## Dataset
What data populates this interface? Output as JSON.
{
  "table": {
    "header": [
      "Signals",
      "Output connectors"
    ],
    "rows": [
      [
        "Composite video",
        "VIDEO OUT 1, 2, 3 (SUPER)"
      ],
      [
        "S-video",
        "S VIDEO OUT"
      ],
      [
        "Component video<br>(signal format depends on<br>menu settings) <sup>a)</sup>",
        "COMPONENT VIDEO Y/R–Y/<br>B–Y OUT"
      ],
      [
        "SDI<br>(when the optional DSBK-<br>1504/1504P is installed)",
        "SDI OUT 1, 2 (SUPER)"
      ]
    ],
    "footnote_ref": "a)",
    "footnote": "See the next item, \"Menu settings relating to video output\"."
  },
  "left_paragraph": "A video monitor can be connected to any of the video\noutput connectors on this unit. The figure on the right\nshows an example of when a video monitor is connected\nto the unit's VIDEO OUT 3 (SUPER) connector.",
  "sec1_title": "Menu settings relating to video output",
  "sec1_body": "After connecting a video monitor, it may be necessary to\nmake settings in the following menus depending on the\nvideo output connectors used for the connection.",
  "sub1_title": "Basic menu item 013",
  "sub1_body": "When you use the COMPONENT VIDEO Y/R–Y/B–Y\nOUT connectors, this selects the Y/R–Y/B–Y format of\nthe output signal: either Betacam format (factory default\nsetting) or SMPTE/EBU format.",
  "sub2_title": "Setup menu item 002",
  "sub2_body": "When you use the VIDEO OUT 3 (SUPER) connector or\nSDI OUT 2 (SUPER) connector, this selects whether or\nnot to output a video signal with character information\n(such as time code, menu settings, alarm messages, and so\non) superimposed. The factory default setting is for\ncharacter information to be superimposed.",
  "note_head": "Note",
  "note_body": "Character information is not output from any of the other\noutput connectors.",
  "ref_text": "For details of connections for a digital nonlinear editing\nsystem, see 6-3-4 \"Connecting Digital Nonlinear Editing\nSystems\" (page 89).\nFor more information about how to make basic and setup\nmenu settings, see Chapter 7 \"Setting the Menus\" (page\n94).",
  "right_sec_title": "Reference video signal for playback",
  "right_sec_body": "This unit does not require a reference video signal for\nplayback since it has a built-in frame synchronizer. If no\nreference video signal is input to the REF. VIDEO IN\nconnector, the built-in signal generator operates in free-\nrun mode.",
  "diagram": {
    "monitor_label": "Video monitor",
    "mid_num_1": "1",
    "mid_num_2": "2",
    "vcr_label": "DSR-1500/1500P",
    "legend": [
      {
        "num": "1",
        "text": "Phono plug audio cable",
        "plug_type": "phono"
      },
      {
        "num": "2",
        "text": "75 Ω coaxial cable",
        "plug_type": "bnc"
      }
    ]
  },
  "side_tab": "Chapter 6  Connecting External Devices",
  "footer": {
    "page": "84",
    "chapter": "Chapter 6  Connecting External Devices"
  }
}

## Short task
Transcribe each entry exactly.

## Result of this task
What data populates this interface? Output as JSON.
{
  "table": {
    "header": [
      "Signals",
      "Output connectors"
    ],
    "rows": [
      [
        "Composite video",
        "VIDEO OUT 1, 2, 3 (SUPER)"
      ],
      [
        "S-video",
        "S VIDEO OUT"
      ],
      [
        "Component video<br>(signal format depends on<br>menu settings) <sup>a)</sup>",
        "COMPONENT VIDEO Y/R–Y/<br>B–Y OUT"
      ],
      [
        "SDI<br>(when the optional DSBK-<br>1504/1504P is installed)",
        "SDI OUT 1, 2 (SUPER)"
      ]
    ],
    "footnote_ref": "a)",
    "footnote": "See the next item, \"Menu settings relating to video output\"."
  },
  "left_paragraph": "A video monitor can be connected to any of the video\noutput connectors on this unit. The figure on the right\nshows an example of when a video monitor is connected\nto the unit's VIDEO OUT 3 (SUPER) connector.",
  "sec1_title": "Menu settings relating to video output",
  "sec1_body": "After connecting a video monitor, it may be necessary to\nmake settings in the following menus depending on the\nvideo output connectors used for the connection.",
  "sub1_title": "Basic menu item 013",
  "sub1_body": "When you use the COMPONENT VIDEO Y/R–Y/B–Y\nOUT connectors, this selects the Y/R–Y/B–Y format of\nthe output signal: either Betacam format (factory default\nsetting) or SMPTE/EBU format.",
  "sub2_title": "Setup menu item 002",
  "sub2_body": "When you use the VIDEO OUT 3 (SUPER) connector or\nSDI OUT 2 (SUPER) connector, this selects whether or\nnot to output a video signal with character information\n(such as time code, menu settings, alarm messages, and so\non) superimposed. The factory default setting is for\ncharacter information to be superimposed.",
  "note_head": "Note",
  "note_body": "Character information is not output from any of the other\noutput connectors.",
  "ref_text": "For details of connections for a digital nonlinear editing\nsystem, see 6-3-4 \"Connecting Digital Nonlinear Editing\nSystems\" (page 89).\nFor more information about how to make basic and setup\nmenu settings, see Chapter 7 \"Setting the Menus\" (page\n94).",
  "right_sec_title": "Reference video signal for playback",
  "right_sec_body": "This unit does not require a reference video signal for\nplayback since it has a built-in frame synchronizer. If no\nreference video signal is input to the REF. VIDEO IN\nconnector, the built-in signal generator operates in free-\nrun mode.",
  "diagram": {
    "monitor_label": "Video monitor",
    "mid_num_1": "1",
    "mid_num_2": "2",
    "vcr_label": "DSR-1500/1500P",
    "legend": [
      {
        "num": "1",
        "text": "Phono plug audio cable",
        "plug_type": "phono"
      },
      {
        "num": "2",
        "text": "75 Ω coaxial cable",
        "plug_type": "bnc"
      }
    ]
  },
  "side_tab": "Chapter 6  Connecting External Devices",
  "footer": {
    "page": "84",
    "chapter": "Chapter 6  Connecting External Devices"
  }
}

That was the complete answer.